Copy all lines of the listing that include the string "police".

Dataset items:
[Begin]
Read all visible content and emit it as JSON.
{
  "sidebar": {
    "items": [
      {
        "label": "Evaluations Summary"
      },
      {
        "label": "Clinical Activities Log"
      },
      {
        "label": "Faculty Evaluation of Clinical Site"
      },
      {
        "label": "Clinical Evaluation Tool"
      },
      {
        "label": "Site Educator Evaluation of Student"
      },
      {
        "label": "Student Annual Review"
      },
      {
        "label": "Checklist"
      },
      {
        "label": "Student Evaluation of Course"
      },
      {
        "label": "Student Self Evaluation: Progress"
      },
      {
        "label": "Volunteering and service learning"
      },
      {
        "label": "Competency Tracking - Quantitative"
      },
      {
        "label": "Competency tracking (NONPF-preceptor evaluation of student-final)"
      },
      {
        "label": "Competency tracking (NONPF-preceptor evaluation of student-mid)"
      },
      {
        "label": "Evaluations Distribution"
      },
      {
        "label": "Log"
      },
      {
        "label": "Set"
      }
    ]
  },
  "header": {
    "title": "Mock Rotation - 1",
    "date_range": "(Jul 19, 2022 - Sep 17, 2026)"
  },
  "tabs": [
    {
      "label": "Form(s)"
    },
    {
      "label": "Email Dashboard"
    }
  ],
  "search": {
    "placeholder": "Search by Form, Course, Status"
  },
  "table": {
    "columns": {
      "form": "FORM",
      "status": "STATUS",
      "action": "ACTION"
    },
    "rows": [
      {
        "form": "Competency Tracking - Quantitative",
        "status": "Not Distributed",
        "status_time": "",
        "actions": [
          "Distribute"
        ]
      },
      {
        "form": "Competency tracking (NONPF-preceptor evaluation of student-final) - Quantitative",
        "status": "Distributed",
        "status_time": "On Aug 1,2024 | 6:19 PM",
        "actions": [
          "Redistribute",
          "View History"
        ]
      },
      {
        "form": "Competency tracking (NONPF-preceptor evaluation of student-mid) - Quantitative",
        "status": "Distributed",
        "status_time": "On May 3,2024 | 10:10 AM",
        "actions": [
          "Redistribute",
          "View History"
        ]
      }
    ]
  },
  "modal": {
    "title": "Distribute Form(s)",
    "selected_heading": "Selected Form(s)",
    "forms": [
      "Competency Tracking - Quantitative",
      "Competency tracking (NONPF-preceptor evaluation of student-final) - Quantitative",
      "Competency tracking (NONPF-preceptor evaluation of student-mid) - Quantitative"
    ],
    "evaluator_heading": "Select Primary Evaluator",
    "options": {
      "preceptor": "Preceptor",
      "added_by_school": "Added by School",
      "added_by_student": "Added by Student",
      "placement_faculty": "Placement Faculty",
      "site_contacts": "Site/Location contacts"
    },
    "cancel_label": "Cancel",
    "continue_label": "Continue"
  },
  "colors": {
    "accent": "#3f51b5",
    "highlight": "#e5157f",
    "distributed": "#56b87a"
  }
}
[End]
[Begin]
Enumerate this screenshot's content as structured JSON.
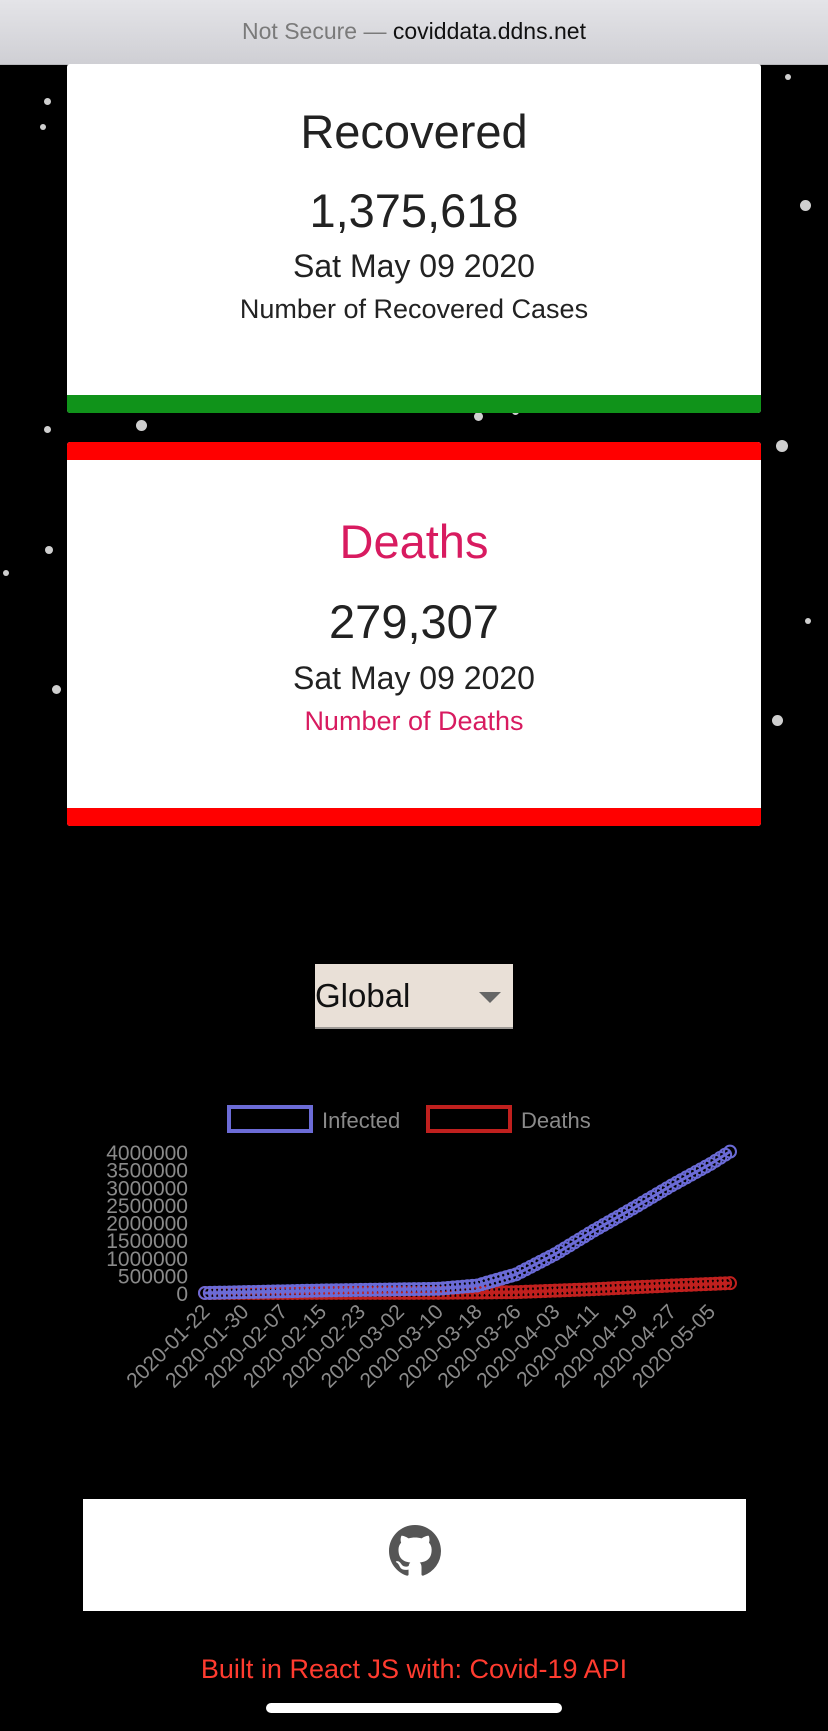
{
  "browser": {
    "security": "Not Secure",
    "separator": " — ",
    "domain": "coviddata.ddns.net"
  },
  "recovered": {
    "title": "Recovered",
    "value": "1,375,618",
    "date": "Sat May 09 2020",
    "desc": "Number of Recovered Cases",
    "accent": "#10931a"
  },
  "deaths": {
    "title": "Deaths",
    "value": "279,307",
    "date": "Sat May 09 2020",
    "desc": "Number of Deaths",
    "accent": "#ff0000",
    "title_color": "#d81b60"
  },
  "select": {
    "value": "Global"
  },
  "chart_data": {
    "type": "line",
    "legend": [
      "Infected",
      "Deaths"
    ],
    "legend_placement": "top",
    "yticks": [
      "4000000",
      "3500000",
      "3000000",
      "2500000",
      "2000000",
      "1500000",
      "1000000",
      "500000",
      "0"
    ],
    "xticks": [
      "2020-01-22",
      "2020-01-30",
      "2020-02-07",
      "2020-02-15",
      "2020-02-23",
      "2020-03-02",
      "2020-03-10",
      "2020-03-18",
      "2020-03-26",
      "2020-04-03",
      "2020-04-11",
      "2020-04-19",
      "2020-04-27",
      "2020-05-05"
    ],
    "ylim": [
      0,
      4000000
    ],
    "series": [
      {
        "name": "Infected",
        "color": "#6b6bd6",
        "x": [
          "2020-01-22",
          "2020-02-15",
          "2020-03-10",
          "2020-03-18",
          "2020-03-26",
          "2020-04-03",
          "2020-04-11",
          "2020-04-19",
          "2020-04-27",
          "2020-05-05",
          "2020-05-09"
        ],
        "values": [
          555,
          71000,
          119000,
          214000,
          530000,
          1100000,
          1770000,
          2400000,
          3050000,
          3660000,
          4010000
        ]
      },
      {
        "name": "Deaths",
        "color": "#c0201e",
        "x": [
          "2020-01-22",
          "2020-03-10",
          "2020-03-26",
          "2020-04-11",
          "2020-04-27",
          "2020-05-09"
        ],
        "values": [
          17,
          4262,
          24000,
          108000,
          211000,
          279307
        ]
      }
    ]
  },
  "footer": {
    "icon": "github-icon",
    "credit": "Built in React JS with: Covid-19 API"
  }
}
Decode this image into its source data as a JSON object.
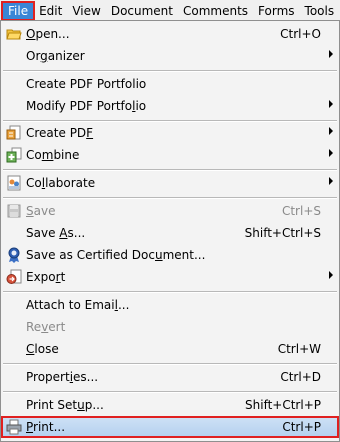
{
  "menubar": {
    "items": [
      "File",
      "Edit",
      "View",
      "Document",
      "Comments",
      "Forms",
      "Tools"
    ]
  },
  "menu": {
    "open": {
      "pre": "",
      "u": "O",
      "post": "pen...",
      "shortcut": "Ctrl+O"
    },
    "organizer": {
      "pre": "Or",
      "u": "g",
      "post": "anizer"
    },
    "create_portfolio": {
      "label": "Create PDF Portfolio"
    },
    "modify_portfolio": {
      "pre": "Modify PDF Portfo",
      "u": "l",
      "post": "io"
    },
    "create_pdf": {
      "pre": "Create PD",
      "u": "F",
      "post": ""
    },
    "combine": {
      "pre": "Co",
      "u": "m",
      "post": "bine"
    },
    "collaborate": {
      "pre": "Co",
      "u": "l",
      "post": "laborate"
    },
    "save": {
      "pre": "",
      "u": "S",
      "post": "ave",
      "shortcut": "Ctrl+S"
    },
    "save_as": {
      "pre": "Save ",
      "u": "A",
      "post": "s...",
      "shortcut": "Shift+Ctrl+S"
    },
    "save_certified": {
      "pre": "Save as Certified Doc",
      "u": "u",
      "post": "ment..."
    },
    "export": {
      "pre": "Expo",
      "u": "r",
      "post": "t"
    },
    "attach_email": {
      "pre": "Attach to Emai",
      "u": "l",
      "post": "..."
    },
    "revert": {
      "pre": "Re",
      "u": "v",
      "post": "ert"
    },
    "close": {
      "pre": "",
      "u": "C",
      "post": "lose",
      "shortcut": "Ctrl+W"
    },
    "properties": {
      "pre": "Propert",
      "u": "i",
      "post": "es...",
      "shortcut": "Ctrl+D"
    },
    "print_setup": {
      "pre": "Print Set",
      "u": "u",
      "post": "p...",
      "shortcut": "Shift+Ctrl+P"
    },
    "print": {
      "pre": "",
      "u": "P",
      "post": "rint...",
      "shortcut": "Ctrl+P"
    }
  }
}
[End]
[Begin]
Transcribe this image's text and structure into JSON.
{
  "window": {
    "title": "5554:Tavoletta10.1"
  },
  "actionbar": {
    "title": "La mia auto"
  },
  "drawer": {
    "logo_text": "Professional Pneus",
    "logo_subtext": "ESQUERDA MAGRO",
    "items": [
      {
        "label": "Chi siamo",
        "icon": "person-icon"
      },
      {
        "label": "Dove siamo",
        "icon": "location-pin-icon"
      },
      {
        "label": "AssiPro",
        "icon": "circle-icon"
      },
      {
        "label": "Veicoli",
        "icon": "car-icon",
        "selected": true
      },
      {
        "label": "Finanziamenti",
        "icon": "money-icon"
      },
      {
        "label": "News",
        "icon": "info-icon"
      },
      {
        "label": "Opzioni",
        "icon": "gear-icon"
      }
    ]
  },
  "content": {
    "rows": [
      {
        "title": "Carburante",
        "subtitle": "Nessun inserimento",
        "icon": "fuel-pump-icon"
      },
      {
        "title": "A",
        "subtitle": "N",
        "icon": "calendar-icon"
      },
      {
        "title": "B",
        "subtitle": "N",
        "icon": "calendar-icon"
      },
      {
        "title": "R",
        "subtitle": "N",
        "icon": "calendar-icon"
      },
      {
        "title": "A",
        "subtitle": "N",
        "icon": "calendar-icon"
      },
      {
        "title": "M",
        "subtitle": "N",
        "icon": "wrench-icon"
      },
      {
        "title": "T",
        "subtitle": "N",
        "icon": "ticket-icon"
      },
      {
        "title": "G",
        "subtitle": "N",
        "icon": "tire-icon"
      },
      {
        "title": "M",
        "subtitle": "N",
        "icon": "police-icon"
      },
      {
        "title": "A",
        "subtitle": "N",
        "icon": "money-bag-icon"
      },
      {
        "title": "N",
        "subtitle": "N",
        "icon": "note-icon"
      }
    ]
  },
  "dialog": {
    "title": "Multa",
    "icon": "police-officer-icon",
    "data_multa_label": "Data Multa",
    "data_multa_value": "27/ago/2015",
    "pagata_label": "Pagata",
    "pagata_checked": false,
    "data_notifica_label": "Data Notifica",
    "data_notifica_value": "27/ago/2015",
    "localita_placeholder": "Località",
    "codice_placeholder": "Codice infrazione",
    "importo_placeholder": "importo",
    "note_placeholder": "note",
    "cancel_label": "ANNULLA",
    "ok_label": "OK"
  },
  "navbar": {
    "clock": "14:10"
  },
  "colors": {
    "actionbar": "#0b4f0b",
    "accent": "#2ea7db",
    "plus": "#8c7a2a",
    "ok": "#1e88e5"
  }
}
[End]
Problem solution:
        "icon": "police-icon"
    "icon": "police-officer-icon",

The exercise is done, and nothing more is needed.